(Dataset records)
----------------

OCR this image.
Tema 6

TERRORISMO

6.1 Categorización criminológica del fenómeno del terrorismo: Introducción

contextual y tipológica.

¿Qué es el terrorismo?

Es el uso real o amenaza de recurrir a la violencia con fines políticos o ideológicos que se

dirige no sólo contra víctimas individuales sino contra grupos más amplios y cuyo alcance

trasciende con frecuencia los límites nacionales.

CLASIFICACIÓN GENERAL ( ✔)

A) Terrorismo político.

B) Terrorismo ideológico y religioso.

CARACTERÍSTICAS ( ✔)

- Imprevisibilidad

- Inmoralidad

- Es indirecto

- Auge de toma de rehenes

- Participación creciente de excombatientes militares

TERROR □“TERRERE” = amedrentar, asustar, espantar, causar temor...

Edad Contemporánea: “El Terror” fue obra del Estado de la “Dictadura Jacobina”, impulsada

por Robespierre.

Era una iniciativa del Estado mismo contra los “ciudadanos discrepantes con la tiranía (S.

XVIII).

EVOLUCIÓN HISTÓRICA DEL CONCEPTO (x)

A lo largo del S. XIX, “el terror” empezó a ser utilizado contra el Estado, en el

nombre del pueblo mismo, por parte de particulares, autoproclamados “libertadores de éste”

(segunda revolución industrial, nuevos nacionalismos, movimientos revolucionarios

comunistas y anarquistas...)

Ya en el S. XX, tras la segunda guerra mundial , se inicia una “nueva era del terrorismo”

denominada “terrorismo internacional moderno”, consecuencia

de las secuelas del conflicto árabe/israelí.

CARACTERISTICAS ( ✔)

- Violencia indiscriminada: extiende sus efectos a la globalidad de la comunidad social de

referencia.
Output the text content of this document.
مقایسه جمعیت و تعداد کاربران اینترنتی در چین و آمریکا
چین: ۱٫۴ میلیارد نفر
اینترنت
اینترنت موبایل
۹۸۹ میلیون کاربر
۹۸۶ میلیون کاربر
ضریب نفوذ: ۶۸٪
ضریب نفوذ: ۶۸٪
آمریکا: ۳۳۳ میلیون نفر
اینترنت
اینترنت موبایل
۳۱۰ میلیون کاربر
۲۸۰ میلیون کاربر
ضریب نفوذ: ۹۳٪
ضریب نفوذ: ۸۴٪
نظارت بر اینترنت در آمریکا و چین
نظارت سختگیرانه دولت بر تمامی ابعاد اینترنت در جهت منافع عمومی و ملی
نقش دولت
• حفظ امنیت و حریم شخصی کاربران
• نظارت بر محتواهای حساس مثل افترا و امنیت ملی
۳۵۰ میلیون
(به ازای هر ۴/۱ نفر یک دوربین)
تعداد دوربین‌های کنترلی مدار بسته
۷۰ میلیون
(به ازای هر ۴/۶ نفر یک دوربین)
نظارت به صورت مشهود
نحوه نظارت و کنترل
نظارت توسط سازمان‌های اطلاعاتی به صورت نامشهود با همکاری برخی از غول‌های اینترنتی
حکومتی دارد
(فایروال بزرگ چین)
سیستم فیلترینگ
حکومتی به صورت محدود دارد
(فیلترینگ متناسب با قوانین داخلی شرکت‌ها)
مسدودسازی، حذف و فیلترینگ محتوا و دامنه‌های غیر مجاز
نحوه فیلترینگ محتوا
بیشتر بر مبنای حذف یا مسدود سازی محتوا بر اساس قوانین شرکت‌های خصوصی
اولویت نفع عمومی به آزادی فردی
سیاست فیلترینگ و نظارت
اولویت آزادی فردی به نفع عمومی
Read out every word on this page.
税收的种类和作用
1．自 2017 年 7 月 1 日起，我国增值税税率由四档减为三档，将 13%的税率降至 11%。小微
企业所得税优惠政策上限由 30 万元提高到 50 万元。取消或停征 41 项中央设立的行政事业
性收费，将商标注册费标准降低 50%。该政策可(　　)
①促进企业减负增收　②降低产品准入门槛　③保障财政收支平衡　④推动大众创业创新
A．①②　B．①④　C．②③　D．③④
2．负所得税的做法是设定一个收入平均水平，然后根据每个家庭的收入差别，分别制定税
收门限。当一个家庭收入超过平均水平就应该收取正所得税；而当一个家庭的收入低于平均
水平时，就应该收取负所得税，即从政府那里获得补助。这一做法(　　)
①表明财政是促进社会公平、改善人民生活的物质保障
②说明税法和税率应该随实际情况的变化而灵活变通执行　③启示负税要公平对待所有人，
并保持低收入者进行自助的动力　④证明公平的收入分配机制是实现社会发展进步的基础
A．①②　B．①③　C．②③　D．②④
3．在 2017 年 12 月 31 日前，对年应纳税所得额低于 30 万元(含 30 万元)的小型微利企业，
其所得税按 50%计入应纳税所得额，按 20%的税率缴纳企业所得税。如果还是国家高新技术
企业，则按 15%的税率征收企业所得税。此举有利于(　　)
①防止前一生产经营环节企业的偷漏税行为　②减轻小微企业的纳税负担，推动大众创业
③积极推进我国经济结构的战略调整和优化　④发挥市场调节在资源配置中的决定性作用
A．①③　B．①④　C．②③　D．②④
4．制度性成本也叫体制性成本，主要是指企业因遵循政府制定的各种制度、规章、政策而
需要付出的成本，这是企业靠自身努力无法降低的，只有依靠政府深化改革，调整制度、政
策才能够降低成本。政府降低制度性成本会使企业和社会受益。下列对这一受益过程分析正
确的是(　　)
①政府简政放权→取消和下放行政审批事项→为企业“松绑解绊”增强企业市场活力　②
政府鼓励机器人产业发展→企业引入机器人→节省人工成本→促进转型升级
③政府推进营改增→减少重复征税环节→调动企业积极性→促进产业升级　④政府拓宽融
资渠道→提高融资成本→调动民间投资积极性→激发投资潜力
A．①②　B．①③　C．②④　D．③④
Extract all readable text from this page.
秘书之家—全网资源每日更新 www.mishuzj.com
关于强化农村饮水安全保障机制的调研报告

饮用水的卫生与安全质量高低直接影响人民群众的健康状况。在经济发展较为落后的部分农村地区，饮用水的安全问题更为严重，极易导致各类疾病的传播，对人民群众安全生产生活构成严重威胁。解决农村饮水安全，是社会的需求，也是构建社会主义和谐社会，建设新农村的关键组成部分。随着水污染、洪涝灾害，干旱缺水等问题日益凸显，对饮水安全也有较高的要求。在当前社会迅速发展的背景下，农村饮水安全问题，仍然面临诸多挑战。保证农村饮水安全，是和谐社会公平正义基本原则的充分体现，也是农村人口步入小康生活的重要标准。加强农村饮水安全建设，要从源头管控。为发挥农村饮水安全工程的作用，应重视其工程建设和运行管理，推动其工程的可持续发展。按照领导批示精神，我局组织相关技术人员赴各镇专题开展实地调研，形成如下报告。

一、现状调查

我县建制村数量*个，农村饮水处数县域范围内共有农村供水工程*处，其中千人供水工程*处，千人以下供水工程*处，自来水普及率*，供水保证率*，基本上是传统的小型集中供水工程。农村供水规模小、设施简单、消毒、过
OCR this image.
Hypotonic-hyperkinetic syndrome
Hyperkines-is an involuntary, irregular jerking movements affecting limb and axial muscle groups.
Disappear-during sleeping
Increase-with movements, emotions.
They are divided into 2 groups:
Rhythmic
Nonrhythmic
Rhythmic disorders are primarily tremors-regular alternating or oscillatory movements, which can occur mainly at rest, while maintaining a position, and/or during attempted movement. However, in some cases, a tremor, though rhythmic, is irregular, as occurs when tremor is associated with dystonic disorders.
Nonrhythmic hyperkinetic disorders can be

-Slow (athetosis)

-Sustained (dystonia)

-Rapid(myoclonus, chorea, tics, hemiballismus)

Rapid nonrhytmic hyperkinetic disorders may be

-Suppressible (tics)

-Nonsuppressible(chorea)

----------------

Directions:
Write out the entries above word for word.

Solution to this exercise:
OCR this image.
Tema 6

TERRORISMO

6.1 Categorización criminológica del fenómeno del terrorismo: Introducción

contextual y tipológica.

¿Qué es el terrorismo?

Es el uso real o amenaza de recurrir a la violencia con fines políticos o ideológicos que se

dirige no sólo contra víctimas individuales sino contra grupos más amplios y cuyo alcance

trasciende con frecuencia los límites nacionales.

CLASIFICACIÓN GENERAL ( ✔)

A) Terrorismo político.

B) Terrorismo ideológico y religioso.

CARACTERÍSTICAS ( ✔)

- Imprevisibilidad

- Inmoralidad

- Es indirecto

- Auge de toma de rehenes

- Participación creciente de excombatientes militares

TERROR □“TERRERE” = amedrentar, asustar, espantar, causar temor...

Edad Contemporánea: “El Terror” fue obra del Estado de la “Dictadura Jacobina”, impulsada

por Robespierre.

Era una iniciativa del Estado mismo contra los “ciudadanos discrepantes con la tiranía (S.

XVIII).

EVOLUCIÓN HISTÓRICA DEL CONCEPTO (x)

A lo largo del S. XIX, “el terror” empezó a ser utilizado contra el Estado, en el

nombre del pueblo mismo, por parte de particulares, autoproclamados “libertadores de éste”

(segunda revolución industrial, nuevos nacionalismos, movimientos revolucionarios

comunistas y anarquistas...)

Ya en el S. XX, tras la segunda guerra mundial , se inicia una “nueva era del terrorismo”

denominada “terrorismo internacional moderno”, consecuencia

de las secuelas del conflicto árabe/israelí.

CARACTERISTICAS ( ✔)

- Violencia indiscriminada: extiende sus efectos a la globalidad de la comunidad social de

referencia.
Output the text content of this document.
مقایسه جمعیت و تعداد کاربران اینترنتی در چین و آمریکا
چین: ۱٫۴ میلیارد نفر
اینترنت
اینترنت موبایل
۹۸۹ میلیون کاربر
۹۸۶ میلیون کاربر
ضریب نفوذ: ۶۸٪
ضریب نفوذ: ۶۸٪
آمریکا: ۳۳۳ میلیون نفر
اینترنت
اینترنت موبایل
۳۱۰ میلیون کاربر
۲۸۰ میلیون کاربر
ضریب نفوذ: ۹۳٪
ضریب نفوذ: ۸۴٪
نظارت بر اینترنت در آمریکا و چین
نظارت سختگیرانه دولت بر تمامی ابعاد اینترنت در جهت منافع عمومی و ملی
نقش دولت
• حفظ امنیت و حریم شخصی کاربران
• نظارت بر محتواهای حساس مثل افترا و امنیت ملی
۳۵۰ میلیون
(به ازای هر ۴/۱ نفر یک دوربین)
تعداد دوربین‌های کنترلی مدار بسته
۷۰ میلیون
(به ازای هر ۴/۶ نفر یک دوربین)
نظارت به صورت مشهود
نحوه نظارت و کنترل
نظارت توسط سازمان‌های اطلاعاتی به صورت نامشهود با همکاری برخی از غول‌های اینترنتی
حکومتی دارد
(فایروال بزرگ چین)
سیستم فیلترینگ
حکومتی به صورت محدود دارد
(فیلترینگ متناسب با قوانین داخلی شرکت‌ها)
مسدودسازی، حذف و فیلترینگ محتوا و دامنه‌های غیر مجاز
نحوه فیلترینگ محتوا
بیشتر بر مبنای حذف یا مسدود سازی محتوا بر اساس قوانین شرکت‌های خصوصی
اولویت نفع عمومی به آزادی فردی
سیاست فیلترینگ و نظارت
اولویت آزادی فردی به نفع عمومی
Read out every word on this page.
税收的种类和作用
1．自 2017 年 7 月 1 日起，我国增值税税率由四档减为三档，将 13%的税率降至 11%。小微
企业所得税优惠政策上限由 30 万元提高到 50 万元。取消或停征 41 项中央设立的行政事业
性收费，将商标注册费标准降低 50%。该政策可(　　)
①促进企业减负增收　②降低产品准入门槛　③保障财政收支平衡　④推动大众创业创新
A．①②　B．①④　C．②③　D．③④
2．负所得税的做法是设定一个收入平均水平，然后根据每个家庭的收入差别，分别制定税
收门限。当一个家庭收入超过平均水平就应该收取正所得税；而当一个家庭的收入低于平均
水平时，就应该收取负所得税，即从政府那里获得补助。这一做法(　　)
①表明财政是促进社会公平、改善人民生活的物质保障
②说明税法和税率应该随实际情况的变化而灵活变通执行　③启示负税要公平对待所有人，
并保持低收入者进行自助的动力　④证明公平的收入分配机制是实现社会发展进步的基础
A．①②　B．①③　C．②③　D．②④
3．在 2017 年 12 月 31 日前，对年应纳税所得额低于 30 万元(含 30 万元)的小型微利企业，
其所得税按 50%计入应纳税所得额，按 20%的税率缴纳企业所得税。如果还是国家高新技术
企业，则按 15%的税率征收企业所得税。此举有利于(　　)
①防止前一生产经营环节企业的偷漏税行为　②减轻小微企业的纳税负担，推动大众创业
③积极推进我国经济结构的战略调整和优化　④发挥市场调节在资源配置中的决定性作用
A．①③　B．①④　C．②③　D．②④
4．制度性成本也叫体制性成本，主要是指企业因遵循政府制定的各种制度、规章、政策而
需要付出的成本，这是企业靠自身努力无法降低的，只有依靠政府深化改革，调整制度、政
策才能够降低成本。政府降低制度性成本会使企业和社会受益。下列对这一受益过程分析正
确的是(　　)
①政府简政放权→取消和下放行政审批事项→为企业“松绑解绊”增强企业市场活力　②
政府鼓励机器人产业发展→企业引入机器人→节省人工成本→促进转型升级
③政府推进营改增→减少重复征税环节→调动企业积极性→促进产业升级　④政府拓宽融
资渠道→提高融资成本→调动民间投资积极性→激发投资潜力
A．①②　B．①③　C．②④　D．③④
Extract all readable text from this page.
秘书之家—全网资源每日更新 www.mishuzj.com
关于强化农村饮水安全保障机制的调研报告

饮用水的卫生与安全质量高低直接影响人民群众的健康状况。在经济发展较为落后的部分农村地区，饮用水的安全问题更为严重，极易导致各类疾病的传播，对人民群众安全生产生活构成严重威胁。解决农村饮水安全，是社会的需求，也是构建社会主义和谐社会，建设新农村的关键组成部分。随着水污染、洪涝灾害，干旱缺水等问题日益凸显，对饮水安全也有较高的要求。在当前社会迅速发展的背景下，农村饮水安全问题，仍然面临诸多挑战。保证农村饮水安全，是和谐社会公平正义基本原则的充分体现，也是农村人口步入小康生活的重要标准。加强农村饮水安全建设，要从源头管控。为发挥农村饮水安全工程的作用，应重视其工程建设和运行管理，推动其工程的可持续发展。按照领导批示精神，我局组织相关技术人员赴各镇专题开展实地调研，形成如下报告。

一、现状调查

我县建制村数量*个，农村饮水处数县域范围内共有农村供水工程*处，其中千人供水工程*处，千人以下供水工程*处，自来水普及率*，供水保证率*，基本上是传统的小型集中供水工程。农村供水规模小、设施简单、消毒、过
OCR this image.
Hypotonic-hyperkinetic syndrome
Hyperkines-is an involuntary, irregular jerking movements affecting limb and axial muscle groups.
Disappear-during sleeping
Increase-with movements, emotions.
They are divided into 2 groups:
Rhythmic
Nonrhythmic
Rhythmic disorders are primarily tremors-regular alternating or oscillatory movements, which can occur mainly at rest, while maintaining a position, and/or during attempted movement. However, in some cases, a tremor, though rhythmic, is irregular, as occurs when tremor is associated with dystonic disorders.
Nonrhythmic hyperkinetic disorders can be

-Slow (athetosis)

-Sustained (dystonia)

-Rapid(myoclonus, chorea, tics, hemiballismus)

Rapid nonrhytmic hyperkinetic disorders may be

-Suppressible (tics)

-Nonsuppressible(chorea)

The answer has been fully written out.